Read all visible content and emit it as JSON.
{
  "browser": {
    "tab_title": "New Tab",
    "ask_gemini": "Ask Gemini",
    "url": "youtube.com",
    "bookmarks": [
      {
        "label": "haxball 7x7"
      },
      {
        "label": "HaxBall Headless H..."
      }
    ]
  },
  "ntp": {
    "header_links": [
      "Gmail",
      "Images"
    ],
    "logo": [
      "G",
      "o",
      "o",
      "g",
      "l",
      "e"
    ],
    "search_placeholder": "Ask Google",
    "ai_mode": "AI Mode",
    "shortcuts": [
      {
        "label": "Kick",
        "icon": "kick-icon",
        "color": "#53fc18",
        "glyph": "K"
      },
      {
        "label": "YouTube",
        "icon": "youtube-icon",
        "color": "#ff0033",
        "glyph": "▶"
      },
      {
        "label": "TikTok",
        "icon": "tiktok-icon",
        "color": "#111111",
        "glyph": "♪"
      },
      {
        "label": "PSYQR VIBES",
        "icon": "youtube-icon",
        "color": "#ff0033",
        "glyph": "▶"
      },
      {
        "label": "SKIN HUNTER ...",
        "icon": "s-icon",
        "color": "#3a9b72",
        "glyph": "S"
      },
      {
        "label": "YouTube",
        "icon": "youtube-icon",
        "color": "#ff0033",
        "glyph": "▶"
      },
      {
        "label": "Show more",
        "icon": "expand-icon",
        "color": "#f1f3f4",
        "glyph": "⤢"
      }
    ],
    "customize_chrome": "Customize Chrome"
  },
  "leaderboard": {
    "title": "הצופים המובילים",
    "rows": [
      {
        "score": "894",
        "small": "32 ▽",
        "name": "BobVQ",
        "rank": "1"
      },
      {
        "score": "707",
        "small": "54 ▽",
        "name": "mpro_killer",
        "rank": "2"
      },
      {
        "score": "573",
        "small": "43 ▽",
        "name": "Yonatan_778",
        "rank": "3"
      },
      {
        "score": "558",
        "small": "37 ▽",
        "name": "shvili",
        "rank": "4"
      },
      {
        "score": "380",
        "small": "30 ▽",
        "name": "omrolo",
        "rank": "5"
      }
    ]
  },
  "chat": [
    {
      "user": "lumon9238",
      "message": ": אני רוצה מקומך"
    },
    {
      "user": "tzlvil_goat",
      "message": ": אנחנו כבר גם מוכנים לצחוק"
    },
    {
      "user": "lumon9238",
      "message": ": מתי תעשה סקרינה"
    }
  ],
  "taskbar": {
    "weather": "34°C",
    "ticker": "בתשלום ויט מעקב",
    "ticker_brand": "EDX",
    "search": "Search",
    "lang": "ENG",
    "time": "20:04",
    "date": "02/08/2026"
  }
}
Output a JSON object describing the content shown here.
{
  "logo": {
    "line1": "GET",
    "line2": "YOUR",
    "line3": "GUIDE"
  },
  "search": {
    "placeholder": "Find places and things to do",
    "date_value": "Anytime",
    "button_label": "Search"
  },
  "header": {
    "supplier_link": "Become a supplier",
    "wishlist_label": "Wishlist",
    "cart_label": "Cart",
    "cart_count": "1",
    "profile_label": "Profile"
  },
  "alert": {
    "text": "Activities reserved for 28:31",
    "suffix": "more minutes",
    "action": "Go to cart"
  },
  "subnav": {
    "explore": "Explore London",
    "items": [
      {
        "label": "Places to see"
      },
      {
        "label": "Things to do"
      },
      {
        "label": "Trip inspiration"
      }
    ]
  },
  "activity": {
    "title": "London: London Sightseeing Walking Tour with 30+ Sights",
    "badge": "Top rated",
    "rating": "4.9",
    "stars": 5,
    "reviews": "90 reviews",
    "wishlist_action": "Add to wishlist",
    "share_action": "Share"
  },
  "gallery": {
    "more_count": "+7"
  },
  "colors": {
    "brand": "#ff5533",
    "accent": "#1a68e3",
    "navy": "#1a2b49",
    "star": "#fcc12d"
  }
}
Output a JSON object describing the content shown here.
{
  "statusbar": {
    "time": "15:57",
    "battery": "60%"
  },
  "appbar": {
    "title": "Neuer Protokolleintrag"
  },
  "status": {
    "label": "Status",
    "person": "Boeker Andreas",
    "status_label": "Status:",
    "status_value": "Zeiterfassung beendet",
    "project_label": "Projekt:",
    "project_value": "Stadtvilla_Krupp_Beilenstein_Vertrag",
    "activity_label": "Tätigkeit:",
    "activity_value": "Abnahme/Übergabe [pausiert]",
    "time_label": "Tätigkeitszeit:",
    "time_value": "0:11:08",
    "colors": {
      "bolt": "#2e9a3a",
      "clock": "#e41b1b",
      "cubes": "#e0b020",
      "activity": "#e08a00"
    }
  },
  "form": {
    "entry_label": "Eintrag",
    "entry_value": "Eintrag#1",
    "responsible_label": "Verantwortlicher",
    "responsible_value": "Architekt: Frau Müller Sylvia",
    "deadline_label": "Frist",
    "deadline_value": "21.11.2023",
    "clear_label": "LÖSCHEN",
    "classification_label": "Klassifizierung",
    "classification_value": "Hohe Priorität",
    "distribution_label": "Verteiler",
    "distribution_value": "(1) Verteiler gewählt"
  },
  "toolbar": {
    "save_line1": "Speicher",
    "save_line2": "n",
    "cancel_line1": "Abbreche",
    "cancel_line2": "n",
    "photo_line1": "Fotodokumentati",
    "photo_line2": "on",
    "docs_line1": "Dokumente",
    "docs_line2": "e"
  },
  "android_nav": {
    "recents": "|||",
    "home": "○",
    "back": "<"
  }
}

----

Stated exercise:
Repeat all the records. Match each line exactly.

Expected answer:
Read all visible content and emit it as JSON.
{
  "browser": {
    "tab_title": "New Tab",
    "ask_gemini": "Ask Gemini",
    "url": "youtube.com",
    "bookmarks": [
      {
        "label": "haxball 7x7"
      },
      {
        "label": "HaxBall Headless H..."
      }
    ]
  },
  "ntp": {
    "header_links": [
      "Gmail",
      "Images"
    ],
    "logo": [
      "G",
      "o",
      "o",
      "g",
      "l",
      "e"
    ],
    "search_placeholder": "Ask Google",
    "ai_mode": "AI Mode",
    "shortcuts": [
      {
        "label": "Kick",
        "icon": "kick-icon",
        "color": "#53fc18",
        "glyph": "K"
      },
      {
        "label": "YouTube",
        "icon": "youtube-icon",
        "color": "#ff0033",
        "glyph": "▶"
      },
      {
        "label": "TikTok",
        "icon": "tiktok-icon",
        "color": "#111111",
        "glyph": "♪"
      },
      {
        "label": "PSYQR VIBES",
        "icon": "youtube-icon",
        "color": "#ff0033",
        "glyph": "▶"
      },
      {
        "label": "SKIN HUNTER ...",
        "icon": "s-icon",
        "color": "#3a9b72",
        "glyph": "S"
      },
      {
        "label": "YouTube",
        "icon": "youtube-icon",
        "color": "#ff0033",
        "glyph": "▶"
      },
      {
        "label": "Show more",
        "icon": "expand-icon",
        "color": "#f1f3f4",
        "glyph": "⤢"
      }
    ],
    "customize_chrome": "Customize Chrome"
  },
  "leaderboard": {
    "title": "הצופים המובילים",
    "rows": [
      {
        "score": "894",
        "small": "32 ▽",
        "name": "BobVQ",
        "rank": "1"
      },
      {
        "score": "707",
        "small": "54 ▽",
        "name": "mpro_killer",
        "rank": "2"
      },
      {
        "score": "573",
        "small": "43 ▽",
        "name": "Yonatan_778",
        "rank": "3"
      },
      {
        "score": "558",
        "small": "37 ▽",
        "name": "shvili",
        "rank": "4"
      },
      {
        "score": "380",
        "small": "30 ▽",
        "name": "omrolo",
        "rank": "5"
      }
    ]
  },
  "chat": [
    {
      "user": "lumon9238",
      "message": ": אני רוצה מקומך"
    },
    {
      "user": "tzlvil_goat",
      "message": ": אנחנו כבר גם מוכנים לצחוק"
    },
    {
      "user": "lumon9238",
      "message": ": מתי תעשה סקרינה"
    }
  ],
  "taskbar": {
    "weather": "34°C",
    "ticker": "בתשלום ויט מעקב",
    "ticker_brand": "EDX",
    "search": "Search",
    "lang": "ENG",
    "time": "20:04",
    "date": "02/08/2026"
  }
}
Output a JSON object describing the content shown here.
{
  "logo": {
    "line1": "GET",
    "line2": "YOUR",
    "line3": "GUIDE"
  },
  "search": {
    "placeholder": "Find places and things to do",
    "date_value": "Anytime",
    "button_label": "Search"
  },
  "header": {
    "supplier_link": "Become a supplier",
    "wishlist_label": "Wishlist",
    "cart_label": "Cart",
    "cart_count": "1",
    "profile_label": "Profile"
  },
  "alert": {
    "text": "Activities reserved for 28:31",
    "suffix": "more minutes",
    "action": "Go to cart"
  },
  "subnav": {
    "explore": "Explore London",
    "items": [
      {
        "label": "Places to see"
      },
      {
        "label": "Things to do"
      },
      {
        "label": "Trip inspiration"
      }
    ]
  },
  "activity": {
    "title": "London: London Sightseeing Walking Tour with 30+ Sights",
    "badge": "Top rated",
    "rating": "4.9",
    "stars": 5,
    "reviews": "90 reviews",
    "wishlist_action": "Add to wishlist",
    "share_action": "Share"
  },
  "gallery": {
    "more_count": "+7"
  },
  "colors": {
    "brand": "#ff5533",
    "accent": "#1a68e3",
    "navy": "#1a2b49",
    "star": "#fcc12d"
  }
}
Output a JSON object describing the content shown here.
{
  "statusbar": {
    "time": "15:57",
    "battery": "60%"
  },
  "appbar": {
    "title": "Neuer Protokolleintrag"
  },
  "status": {
    "label": "Status",
    "person": "Boeker Andreas",
    "status_label": "Status:",
    "status_value": "Zeiterfassung beendet",
    "project_label": "Projekt:",
    "project_value": "Stadtvilla_Krupp_Beilenstein_Vertrag",
    "activity_label": "Tätigkeit:",
    "activity_value": "Abnahme/Übergabe [pausiert]",
    "time_label": "Tätigkeitszeit:",
    "time_value": "0:11:08",
    "colors": {
      "bolt": "#2e9a3a",
      "clock": "#e41b1b",
      "cubes": "#e0b020",
      "activity": "#e08a00"
    }
  },
  "form": {
    "entry_label": "Eintrag",
    "entry_value": "Eintrag#1",
    "responsible_label": "Verantwortlicher",
    "responsible_value": "Architekt: Frau Müller Sylvia",
    "deadline_label": "Frist",
    "deadline_value": "21.11.2023",
    "clear_label": "LÖSCHEN",
    "classification_label": "Klassifizierung",
    "classification_value": "Hohe Priorität",
    "distribution_label": "Verteiler",
    "distribution_value": "(1) Verteiler gewählt"
  },
  "toolbar": {
    "save_line1": "Speicher",
    "save_line2": "n",
    "cancel_line1": "Abbreche",
    "cancel_line2": "n",
    "photo_line1": "Fotodokumentati",
    "photo_line2": "on",
    "docs_line1": "Dokumente",
    "docs_line2": "e"
  },
  "android_nav": {
    "recents": "|||",
    "home": "○",
    "back": "<"
  }
}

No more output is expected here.